• _TASK_
All entries must be extracted exactly, with nothing added or dropped.

• _INFORMATION GIVEN_
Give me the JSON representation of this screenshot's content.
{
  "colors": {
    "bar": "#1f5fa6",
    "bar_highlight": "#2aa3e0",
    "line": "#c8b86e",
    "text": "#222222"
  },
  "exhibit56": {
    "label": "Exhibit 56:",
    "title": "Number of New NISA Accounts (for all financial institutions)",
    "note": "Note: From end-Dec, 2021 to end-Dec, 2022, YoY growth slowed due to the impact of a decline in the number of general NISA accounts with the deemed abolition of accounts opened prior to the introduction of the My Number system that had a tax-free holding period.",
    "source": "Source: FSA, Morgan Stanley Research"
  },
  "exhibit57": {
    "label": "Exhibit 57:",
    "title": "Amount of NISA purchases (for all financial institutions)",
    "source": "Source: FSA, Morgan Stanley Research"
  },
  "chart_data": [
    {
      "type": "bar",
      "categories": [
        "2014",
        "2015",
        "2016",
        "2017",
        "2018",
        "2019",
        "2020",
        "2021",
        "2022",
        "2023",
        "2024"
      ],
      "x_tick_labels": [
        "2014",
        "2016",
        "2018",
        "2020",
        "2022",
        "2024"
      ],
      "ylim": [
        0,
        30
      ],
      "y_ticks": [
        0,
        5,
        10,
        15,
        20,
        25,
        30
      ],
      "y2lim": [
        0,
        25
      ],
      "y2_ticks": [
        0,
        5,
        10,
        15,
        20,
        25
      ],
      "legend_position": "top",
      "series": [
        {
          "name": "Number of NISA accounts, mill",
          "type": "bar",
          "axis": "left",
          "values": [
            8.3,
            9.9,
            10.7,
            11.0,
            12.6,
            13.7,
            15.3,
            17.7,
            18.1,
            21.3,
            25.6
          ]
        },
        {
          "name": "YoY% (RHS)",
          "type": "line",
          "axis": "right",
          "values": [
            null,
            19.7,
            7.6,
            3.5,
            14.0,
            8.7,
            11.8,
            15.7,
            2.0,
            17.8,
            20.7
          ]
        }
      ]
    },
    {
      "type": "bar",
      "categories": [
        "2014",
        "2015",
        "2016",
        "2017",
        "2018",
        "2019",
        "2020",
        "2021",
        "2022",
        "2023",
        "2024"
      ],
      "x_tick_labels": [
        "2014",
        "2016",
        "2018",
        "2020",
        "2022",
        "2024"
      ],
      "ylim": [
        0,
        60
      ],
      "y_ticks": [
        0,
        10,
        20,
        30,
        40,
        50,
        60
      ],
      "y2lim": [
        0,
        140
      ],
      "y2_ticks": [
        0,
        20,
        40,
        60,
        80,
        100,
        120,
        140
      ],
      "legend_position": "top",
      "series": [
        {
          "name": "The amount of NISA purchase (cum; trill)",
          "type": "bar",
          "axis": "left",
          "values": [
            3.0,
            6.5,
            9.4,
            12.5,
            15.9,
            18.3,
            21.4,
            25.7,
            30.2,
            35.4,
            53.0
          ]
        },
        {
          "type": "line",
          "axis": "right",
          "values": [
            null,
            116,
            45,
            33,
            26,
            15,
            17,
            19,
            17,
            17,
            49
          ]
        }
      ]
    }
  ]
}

• _REPLY_
Give me the JSON representation of this screenshot's content.
{
  "colors": {
    "bar": "#1f5fa6",
    "bar_highlight": "#2aa3e0",
    "line": "#c8b86e",
    "text": "#222222"
  },
  "exhibit56": {
    "label": "Exhibit 56:",
    "title": "Number of New NISA Accounts (for all financial institutions)",
    "note": "Note: From end-Dec, 2021 to end-Dec, 2022, YoY growth slowed due to the impact of a decline in the number of general NISA accounts with the deemed abolition of accounts opened prior to the introduction of the My Number system that had a tax-free holding period.",
    "source": "Source: FSA, Morgan Stanley Research"
  },
  "exhibit57": {
    "label": "Exhibit 57:",
    "title": "Amount of NISA purchases (for all financial institutions)",
    "source": "Source: FSA, Morgan Stanley Research"
  },
  "chart_data": [
    {
      "type": "bar",
      "categories": [
        "2014",
        "2015",
        "2016",
        "2017",
        "2018",
        "2019",
        "2020",
        "2021",
        "2022",
        "2023",
        "2024"
      ],
      "x_tick_labels": [
        "2014",
        "2016",
        "2018",
        "2020",
        "2022",
        "2024"
      ],
      "ylim": [
        0,
        30
      ],
      "y_ticks": [
        0,
        5,
        10,
        15,
        20,
        25,
        30
      ],
      "y2lim": [
        0,
        25
      ],
      "y2_ticks": [
        0,
        5,
        10,
        15,
        20,
        25
      ],
      "legend_position": "top",
      "series": [
        {
          "name": "Number of NISA accounts, mill",
          "type": "bar",
          "axis": "left",
          "values": [
            8.3,
            9.9,
            10.7,
            11.0,
            12.6,
            13.7,
            15.3,
            17.7,
            18.1,
            21.3,
            25.6
          ]
        },
        {
          "name": "YoY% (RHS)",
          "type": "line",
          "axis": "right",
          "values": [
            null,
            19.7,
            7.6,
            3.5,
            14.0,
            8.7,
            11.8,
            15.7,
            2.0,
            17.8,
            20.7
          ]
        }
      ]
    },
    {
      "type": "bar",
      "categories": [
        "2014",
        "2015",
        "2016",
        "2017",
        "2018",
        "2019",
        "2020",
        "2021",
        "2022",
        "2023",
        "2024"
      ],
      "x_tick_labels": [
        "2014",
        "2016",
        "2018",
        "2020",
        "2022",
        "2024"
      ],
      "ylim": [
        0,
        60
      ],
      "y_ticks": [
        0,
        10,
        20,
        30,
        40,
        50,
        60
      ],
      "y2lim": [
        0,
        140
      ],
      "y2_ticks": [
        0,
        20,
        40,
        60,
        80,
        100,
        120,
        140
      ],
      "legend_position": "top",
      "series": [
        {
          "name": "The amount of NISA purchase (cum; trill)",
          "type": "bar",
          "axis": "left",
          "values": [
            3.0,
            6.5,
            9.4,
            12.5,
            15.9,
            18.3,
            21.4,
            25.7,
            30.2,
            35.4,
            53.0
          ]
        },
        {
          "type": "line",
          "axis": "right",
          "values": [
            null,
            116,
            45,
            33,
            26,
            15,
            17,
            19,
            17,
            17,
            49
          ]
        }
      ]
    }
  ]
}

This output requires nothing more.